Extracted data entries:
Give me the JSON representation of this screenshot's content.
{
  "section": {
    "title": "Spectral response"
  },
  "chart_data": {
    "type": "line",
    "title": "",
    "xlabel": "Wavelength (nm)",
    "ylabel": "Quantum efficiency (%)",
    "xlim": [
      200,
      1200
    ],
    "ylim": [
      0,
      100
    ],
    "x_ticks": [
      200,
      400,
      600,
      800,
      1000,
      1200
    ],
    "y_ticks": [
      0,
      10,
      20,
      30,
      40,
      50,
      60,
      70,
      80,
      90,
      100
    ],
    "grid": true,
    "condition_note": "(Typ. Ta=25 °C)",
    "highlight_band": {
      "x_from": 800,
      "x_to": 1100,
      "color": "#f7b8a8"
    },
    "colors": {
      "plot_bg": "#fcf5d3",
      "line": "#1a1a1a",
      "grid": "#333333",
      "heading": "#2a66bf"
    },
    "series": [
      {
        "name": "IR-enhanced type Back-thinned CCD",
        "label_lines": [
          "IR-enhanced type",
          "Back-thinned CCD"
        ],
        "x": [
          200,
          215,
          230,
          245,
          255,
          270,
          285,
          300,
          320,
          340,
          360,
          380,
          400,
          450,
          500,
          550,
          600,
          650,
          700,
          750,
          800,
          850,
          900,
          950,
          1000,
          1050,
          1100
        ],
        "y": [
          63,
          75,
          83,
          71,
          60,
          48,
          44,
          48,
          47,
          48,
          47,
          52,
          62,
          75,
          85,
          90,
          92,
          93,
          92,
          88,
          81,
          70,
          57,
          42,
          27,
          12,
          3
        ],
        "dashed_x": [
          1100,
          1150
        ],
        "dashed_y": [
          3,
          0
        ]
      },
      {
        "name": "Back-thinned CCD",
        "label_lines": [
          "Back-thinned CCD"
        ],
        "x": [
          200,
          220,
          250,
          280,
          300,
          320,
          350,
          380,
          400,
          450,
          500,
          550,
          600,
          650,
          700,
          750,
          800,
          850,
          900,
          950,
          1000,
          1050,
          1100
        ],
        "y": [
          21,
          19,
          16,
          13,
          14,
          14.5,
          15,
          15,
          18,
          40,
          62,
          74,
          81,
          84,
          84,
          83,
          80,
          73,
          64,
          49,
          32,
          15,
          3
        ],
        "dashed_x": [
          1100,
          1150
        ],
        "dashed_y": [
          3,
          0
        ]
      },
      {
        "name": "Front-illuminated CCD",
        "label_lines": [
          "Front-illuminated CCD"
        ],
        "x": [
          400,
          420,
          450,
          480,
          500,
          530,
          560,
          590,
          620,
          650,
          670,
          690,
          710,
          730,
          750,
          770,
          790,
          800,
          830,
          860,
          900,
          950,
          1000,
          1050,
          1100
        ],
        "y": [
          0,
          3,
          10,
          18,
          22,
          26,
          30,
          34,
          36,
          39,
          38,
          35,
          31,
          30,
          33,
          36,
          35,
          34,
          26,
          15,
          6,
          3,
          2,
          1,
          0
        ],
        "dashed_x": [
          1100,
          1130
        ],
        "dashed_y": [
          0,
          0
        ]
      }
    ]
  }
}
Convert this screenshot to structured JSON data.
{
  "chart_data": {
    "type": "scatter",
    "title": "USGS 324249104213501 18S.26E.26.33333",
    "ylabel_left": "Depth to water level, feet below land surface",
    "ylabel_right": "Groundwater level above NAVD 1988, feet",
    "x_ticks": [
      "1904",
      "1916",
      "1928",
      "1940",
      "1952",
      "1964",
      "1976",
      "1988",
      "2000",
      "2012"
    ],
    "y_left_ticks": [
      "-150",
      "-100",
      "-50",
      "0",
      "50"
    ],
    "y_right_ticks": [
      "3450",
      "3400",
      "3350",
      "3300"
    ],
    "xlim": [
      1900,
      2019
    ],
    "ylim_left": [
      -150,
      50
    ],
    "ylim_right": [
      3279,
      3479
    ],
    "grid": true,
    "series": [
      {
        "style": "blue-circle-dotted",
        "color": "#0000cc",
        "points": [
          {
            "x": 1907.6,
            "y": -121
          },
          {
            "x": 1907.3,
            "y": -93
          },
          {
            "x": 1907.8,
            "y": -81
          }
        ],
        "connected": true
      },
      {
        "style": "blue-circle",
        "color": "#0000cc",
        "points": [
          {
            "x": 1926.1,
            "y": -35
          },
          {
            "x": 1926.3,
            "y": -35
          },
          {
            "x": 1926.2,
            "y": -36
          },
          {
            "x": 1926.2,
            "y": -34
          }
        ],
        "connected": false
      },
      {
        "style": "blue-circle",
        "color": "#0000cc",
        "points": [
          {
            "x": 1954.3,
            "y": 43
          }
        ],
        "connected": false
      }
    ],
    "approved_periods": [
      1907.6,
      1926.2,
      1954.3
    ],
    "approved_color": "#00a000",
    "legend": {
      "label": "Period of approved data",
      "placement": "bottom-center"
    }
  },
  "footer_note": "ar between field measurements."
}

Task
Print the whole listing exactly as it is.

The completed task
Give me the JSON representation of this screenshot's content.
{
  "section": {
    "title": "Spectral response"
  },
  "chart_data": {
    "type": "line",
    "title": "",
    "xlabel": "Wavelength (nm)",
    "ylabel": "Quantum efficiency (%)",
    "xlim": [
      200,
      1200
    ],
    "ylim": [
      0,
      100
    ],
    "x_ticks": [
      200,
      400,
      600,
      800,
      1000,
      1200
    ],
    "y_ticks": [
      0,
      10,
      20,
      30,
      40,
      50,
      60,
      70,
      80,
      90,
      100
    ],
    "grid": true,
    "condition_note": "(Typ. Ta=25 °C)",
    "highlight_band": {
      "x_from": 800,
      "x_to": 1100,
      "color": "#f7b8a8"
    },
    "colors": {
      "plot_bg": "#fcf5d3",
      "line": "#1a1a1a",
      "grid": "#333333",
      "heading": "#2a66bf"
    },
    "series": [
      {
        "name": "IR-enhanced type Back-thinned CCD",
        "label_lines": [
          "IR-enhanced type",
          "Back-thinned CCD"
        ],
        "x": [
          200,
          215,
          230,
          245,
          255,
          270,
          285,
          300,
          320,
          340,
          360,
          380,
          400,
          450,
          500,
          550,
          600,
          650,
          700,
          750,
          800,
          850,
          900,
          950,
          1000,
          1050,
          1100
        ],
        "y": [
          63,
          75,
          83,
          71,
          60,
          48,
          44,
          48,
          47,
          48,
          47,
          52,
          62,
          75,
          85,
          90,
          92,
          93,
          92,
          88,
          81,
          70,
          57,
          42,
          27,
          12,
          3
        ],
        "dashed_x": [
          1100,
          1150
        ],
        "dashed_y": [
          3,
          0
        ]
      },
      {
        "name": "Back-thinned CCD",
        "label_lines": [
          "Back-thinned CCD"
        ],
        "x": [
          200,
          220,
          250,
          280,
          300,
          320,
          350,
          380,
          400,
          450,
          500,
          550,
          600,
          650,
          700,
          750,
          800,
          850,
          900,
          950,
          1000,
          1050,
          1100
        ],
        "y": [
          21,
          19,
          16,
          13,
          14,
          14.5,
          15,
          15,
          18,
          40,
          62,
          74,
          81,
          84,
          84,
          83,
          80,
          73,
          64,
          49,
          32,
          15,
          3
        ],
        "dashed_x": [
          1100,
          1150
        ],
        "dashed_y": [
          3,
          0
        ]
      },
      {
        "name": "Front-illuminated CCD",
        "label_lines": [
          "Front-illuminated CCD"
        ],
        "x": [
          400,
          420,
          450,
          480,
          500,
          530,
          560,
          590,
          620,
          650,
          670,
          690,
          710,
          730,
          750,
          770,
          790,
          800,
          830,
          860,
          900,
          950,
          1000,
          1050,
          1100
        ],
        "y": [
          0,
          3,
          10,
          18,
          22,
          26,
          30,
          34,
          36,
          39,
          38,
          35,
          31,
          30,
          33,
          36,
          35,
          34,
          26,
          15,
          6,
          3,
          2,
          1,
          0
        ],
        "dashed_x": [
          1100,
          1130
        ],
        "dashed_y": [
          0,
          0
        ]
      }
    ]
  }
}
Convert this screenshot to structured JSON data.
{
  "chart_data": {
    "type": "scatter",
    "title": "USGS 324249104213501 18S.26E.26.33333",
    "ylabel_left": "Depth to water level, feet below land surface",
    "ylabel_right": "Groundwater level above NAVD 1988, feet",
    "x_ticks": [
      "1904",
      "1916",
      "1928",
      "1940",
      "1952",
      "1964",
      "1976",
      "1988",
      "2000",
      "2012"
    ],
    "y_left_ticks": [
      "-150",
      "-100",
      "-50",
      "0",
      "50"
    ],
    "y_right_ticks": [
      "3450",
      "3400",
      "3350",
      "3300"
    ],
    "xlim": [
      1900,
      2019
    ],
    "ylim_left": [
      -150,
      50
    ],
    "ylim_right": [
      3279,
      3479
    ],
    "grid": true,
    "series": [
      {
        "style": "blue-circle-dotted",
        "color": "#0000cc",
        "points": [
          {
            "x": 1907.6,
            "y": -121
          },
          {
            "x": 1907.3,
            "y": -93
          },
          {
            "x": 1907.8,
            "y": -81
          }
        ],
        "connected": true
      },
      {
        "style": "blue-circle",
        "color": "#0000cc",
        "points": [
          {
            "x": 1926.1,
            "y": -35
          },
          {
            "x": 1926.3,
            "y": -35
          },
          {
            "x": 1926.2,
            "y": -36
          },
          {
            "x": 1926.2,
            "y": -34
          }
        ],
        "connected": false
      },
      {
        "style": "blue-circle",
        "color": "#0000cc",
        "points": [
          {
            "x": 1954.3,
            "y": 43
          }
        ],
        "connected": false
      }
    ],
    "approved_periods": [
      1907.6,
      1926.2,
      1954.3
    ],
    "approved_color": "#00a000",
    "legend": {
      "label": "Period of approved data",
      "placement": "bottom-center"
    }
  },
  "footer_note": "ar between field measurements."
}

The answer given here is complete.